**TASK DESCRIPTION**
All lines featuring the string "series" are to be listed.

**DATA EXTRACT**
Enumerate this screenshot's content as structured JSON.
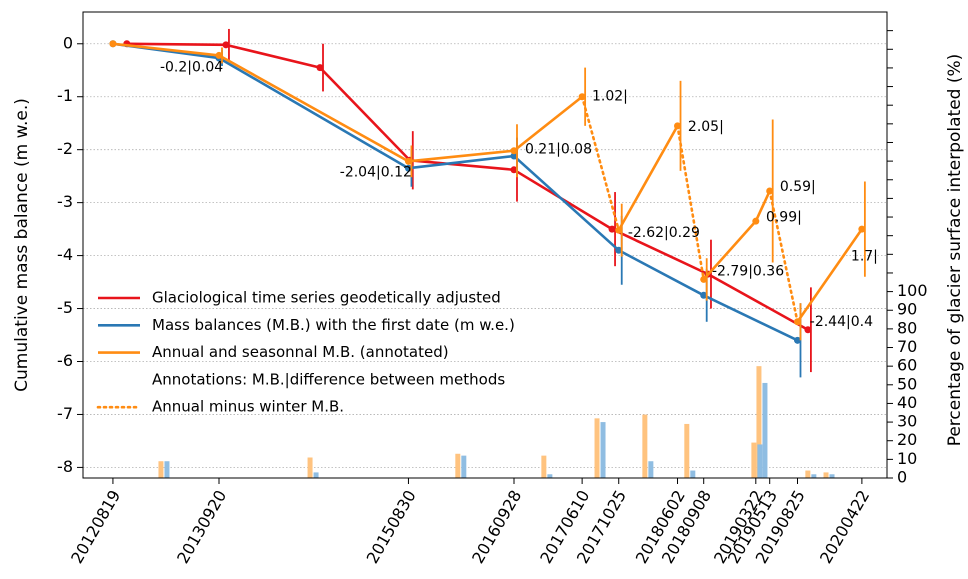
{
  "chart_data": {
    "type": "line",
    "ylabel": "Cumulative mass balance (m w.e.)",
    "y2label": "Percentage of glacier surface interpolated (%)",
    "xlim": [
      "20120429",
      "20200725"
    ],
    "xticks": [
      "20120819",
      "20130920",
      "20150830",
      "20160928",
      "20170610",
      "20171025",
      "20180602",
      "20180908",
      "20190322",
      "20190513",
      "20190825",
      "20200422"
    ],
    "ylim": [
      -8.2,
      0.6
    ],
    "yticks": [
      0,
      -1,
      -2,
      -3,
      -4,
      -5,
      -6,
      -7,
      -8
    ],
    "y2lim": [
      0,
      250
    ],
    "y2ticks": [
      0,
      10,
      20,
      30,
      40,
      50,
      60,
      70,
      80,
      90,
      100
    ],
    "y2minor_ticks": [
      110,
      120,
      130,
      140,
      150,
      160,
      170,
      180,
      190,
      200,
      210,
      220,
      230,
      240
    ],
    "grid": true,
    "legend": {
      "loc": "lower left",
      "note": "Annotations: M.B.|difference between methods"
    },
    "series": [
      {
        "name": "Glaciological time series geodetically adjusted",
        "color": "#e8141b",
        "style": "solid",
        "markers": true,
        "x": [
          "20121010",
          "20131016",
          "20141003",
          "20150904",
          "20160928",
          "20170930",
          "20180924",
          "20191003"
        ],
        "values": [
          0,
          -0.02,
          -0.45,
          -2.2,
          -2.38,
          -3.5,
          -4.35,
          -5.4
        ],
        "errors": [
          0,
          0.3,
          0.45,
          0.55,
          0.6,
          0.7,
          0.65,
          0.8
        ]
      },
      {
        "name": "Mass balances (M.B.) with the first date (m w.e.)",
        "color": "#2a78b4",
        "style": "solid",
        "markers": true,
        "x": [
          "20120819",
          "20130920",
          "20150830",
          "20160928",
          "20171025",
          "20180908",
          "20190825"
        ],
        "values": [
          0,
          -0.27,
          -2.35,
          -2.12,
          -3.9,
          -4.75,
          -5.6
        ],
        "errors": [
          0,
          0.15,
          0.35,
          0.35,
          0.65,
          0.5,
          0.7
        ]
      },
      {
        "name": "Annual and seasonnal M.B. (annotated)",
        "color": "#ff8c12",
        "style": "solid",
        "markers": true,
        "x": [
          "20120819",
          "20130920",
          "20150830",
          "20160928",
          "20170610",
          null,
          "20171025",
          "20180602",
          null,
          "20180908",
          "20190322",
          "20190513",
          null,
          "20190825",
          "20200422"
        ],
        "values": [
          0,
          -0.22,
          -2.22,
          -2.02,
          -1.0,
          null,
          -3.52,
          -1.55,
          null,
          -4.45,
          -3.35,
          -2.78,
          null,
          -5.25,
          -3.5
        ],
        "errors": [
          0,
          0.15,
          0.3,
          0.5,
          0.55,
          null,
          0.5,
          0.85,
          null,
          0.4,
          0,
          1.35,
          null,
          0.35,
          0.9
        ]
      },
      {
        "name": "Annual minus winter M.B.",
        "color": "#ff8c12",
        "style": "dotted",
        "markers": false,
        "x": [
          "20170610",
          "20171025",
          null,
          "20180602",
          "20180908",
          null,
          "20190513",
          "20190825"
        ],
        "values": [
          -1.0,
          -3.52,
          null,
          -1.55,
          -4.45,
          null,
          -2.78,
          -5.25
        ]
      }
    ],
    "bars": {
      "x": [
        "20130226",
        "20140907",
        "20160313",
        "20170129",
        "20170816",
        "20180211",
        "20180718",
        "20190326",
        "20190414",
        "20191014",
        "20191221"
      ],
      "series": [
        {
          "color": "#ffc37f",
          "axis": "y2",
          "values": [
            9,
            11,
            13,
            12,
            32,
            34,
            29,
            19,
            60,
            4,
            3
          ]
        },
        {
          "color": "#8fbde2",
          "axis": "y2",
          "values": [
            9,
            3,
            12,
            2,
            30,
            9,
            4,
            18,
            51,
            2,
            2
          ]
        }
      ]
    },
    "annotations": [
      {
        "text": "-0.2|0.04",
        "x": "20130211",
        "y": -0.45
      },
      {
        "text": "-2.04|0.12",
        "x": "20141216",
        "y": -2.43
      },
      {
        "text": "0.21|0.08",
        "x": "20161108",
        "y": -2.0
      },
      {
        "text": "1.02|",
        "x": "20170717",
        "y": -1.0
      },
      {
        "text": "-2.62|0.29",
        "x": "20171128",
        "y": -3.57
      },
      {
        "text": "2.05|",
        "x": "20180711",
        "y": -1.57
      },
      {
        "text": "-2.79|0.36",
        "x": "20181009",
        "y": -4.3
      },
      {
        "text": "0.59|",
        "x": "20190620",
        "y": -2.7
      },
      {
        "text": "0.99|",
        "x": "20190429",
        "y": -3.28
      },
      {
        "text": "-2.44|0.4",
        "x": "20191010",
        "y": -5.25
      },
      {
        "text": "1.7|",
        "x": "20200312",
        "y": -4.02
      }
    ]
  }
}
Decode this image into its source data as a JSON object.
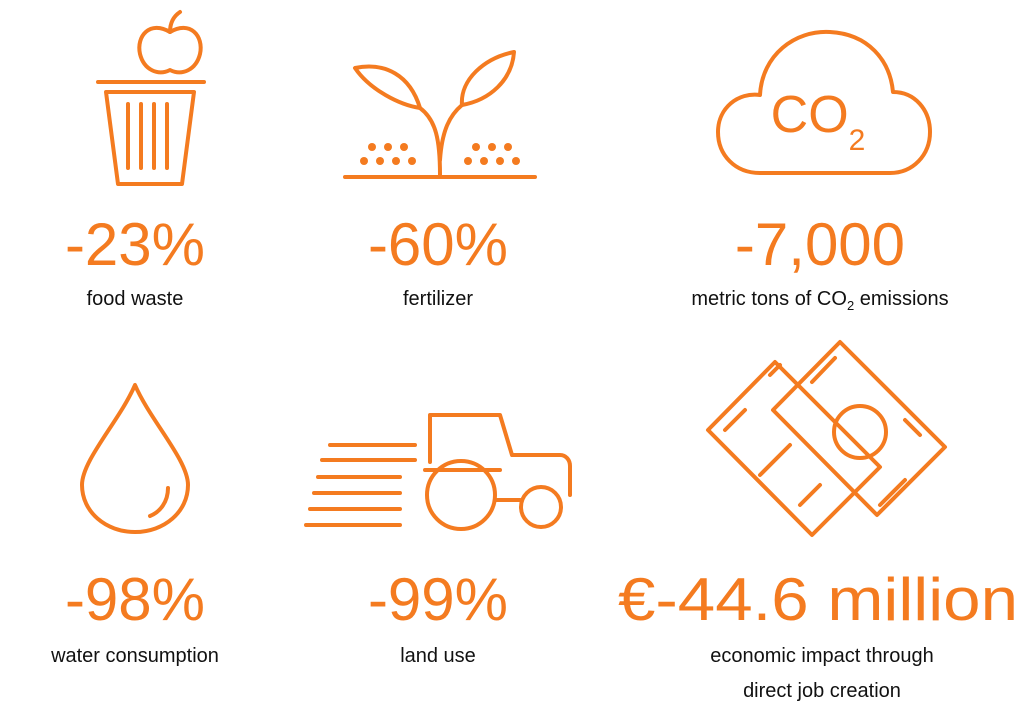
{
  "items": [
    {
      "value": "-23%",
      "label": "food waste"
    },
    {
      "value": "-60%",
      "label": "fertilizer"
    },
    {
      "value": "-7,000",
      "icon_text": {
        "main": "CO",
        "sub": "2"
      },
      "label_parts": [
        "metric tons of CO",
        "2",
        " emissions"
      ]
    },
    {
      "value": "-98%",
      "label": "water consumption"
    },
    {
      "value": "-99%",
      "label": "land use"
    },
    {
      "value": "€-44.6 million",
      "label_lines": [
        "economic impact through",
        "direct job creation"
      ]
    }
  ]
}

**FULL OUTPUT**
    "series": [
        "name": "Glaciological time series geodetically adjusted",
      "series": [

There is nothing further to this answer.